───── Exercise input ─────

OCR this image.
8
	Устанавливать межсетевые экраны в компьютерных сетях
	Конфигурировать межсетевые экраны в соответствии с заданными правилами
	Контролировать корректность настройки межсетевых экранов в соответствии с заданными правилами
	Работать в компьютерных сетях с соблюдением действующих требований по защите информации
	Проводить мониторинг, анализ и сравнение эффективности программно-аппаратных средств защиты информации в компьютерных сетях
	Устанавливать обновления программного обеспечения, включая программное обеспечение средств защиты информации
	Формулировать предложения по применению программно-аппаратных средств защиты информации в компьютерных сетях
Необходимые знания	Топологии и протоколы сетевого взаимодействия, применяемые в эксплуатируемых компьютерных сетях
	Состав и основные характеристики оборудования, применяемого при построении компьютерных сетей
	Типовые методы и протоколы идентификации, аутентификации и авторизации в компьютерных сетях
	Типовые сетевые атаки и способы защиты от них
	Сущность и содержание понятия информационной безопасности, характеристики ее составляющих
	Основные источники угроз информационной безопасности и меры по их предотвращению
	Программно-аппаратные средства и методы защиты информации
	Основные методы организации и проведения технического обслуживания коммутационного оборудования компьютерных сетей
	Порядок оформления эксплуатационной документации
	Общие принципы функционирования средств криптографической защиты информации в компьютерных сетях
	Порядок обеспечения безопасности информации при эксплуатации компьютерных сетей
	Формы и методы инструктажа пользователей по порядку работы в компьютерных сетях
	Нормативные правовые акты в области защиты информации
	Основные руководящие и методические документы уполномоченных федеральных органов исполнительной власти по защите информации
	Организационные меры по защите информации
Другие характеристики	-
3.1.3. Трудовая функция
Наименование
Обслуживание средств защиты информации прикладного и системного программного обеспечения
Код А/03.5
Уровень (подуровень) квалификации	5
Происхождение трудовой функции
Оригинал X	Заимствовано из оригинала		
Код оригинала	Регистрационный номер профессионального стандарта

─────

• [Exercise goal]:
Repeat the entries above exactly, leaving nothing out.

• [Expected output]:
OCR this image.
8
	Устанавливать межсетевые экраны в компьютерных сетях
	Конфигурировать межсетевые экраны в соответствии с заданными правилами
	Контролировать корректность настройки межсетевых экранов в соответствии с заданными правилами
	Работать в компьютерных сетях с соблюдением действующих требований по защите информации
	Проводить мониторинг, анализ и сравнение эффективности программно-аппаратных средств защиты информации в компьютерных сетях
	Устанавливать обновления программного обеспечения, включая программное обеспечение средств защиты информации
	Формулировать предложения по применению программно-аппаратных средств защиты информации в компьютерных сетях
Необходимые знания	Топологии и протоколы сетевого взаимодействия, применяемые в эксплуатируемых компьютерных сетях
	Состав и основные характеристики оборудования, применяемого при построении компьютерных сетей
	Типовые методы и протоколы идентификации, аутентификации и авторизации в компьютерных сетях
	Типовые сетевые атаки и способы защиты от них
	Сущность и содержание понятия информационной безопасности, характеристики ее составляющих
	Основные источники угроз информационной безопасности и меры по их предотвращению
	Программно-аппаратные средства и методы защиты информации
	Основные методы организации и проведения технического обслуживания коммутационного оборудования компьютерных сетей
	Порядок оформления эксплуатационной документации
	Общие принципы функционирования средств криптографической защиты информации в компьютерных сетях
	Порядок обеспечения безопасности информации при эксплуатации компьютерных сетей
	Формы и методы инструктажа пользователей по порядку работы в компьютерных сетях
	Нормативные правовые акты в области защиты информации
	Основные руководящие и методические документы уполномоченных федеральных органов исполнительной власти по защите информации
	Организационные меры по защите информации
Другие характеристики	-
3.1.3. Трудовая функция
Наименование
Обслуживание средств защиты информации прикладного и системного программного обеспечения
Код А/03.5
Уровень (подуровень) квалификации	5
Происхождение трудовой функции
Оригинал X	Заимствовано из оригинала		
Код оригинала	Регистрационный номер профессионального стандарта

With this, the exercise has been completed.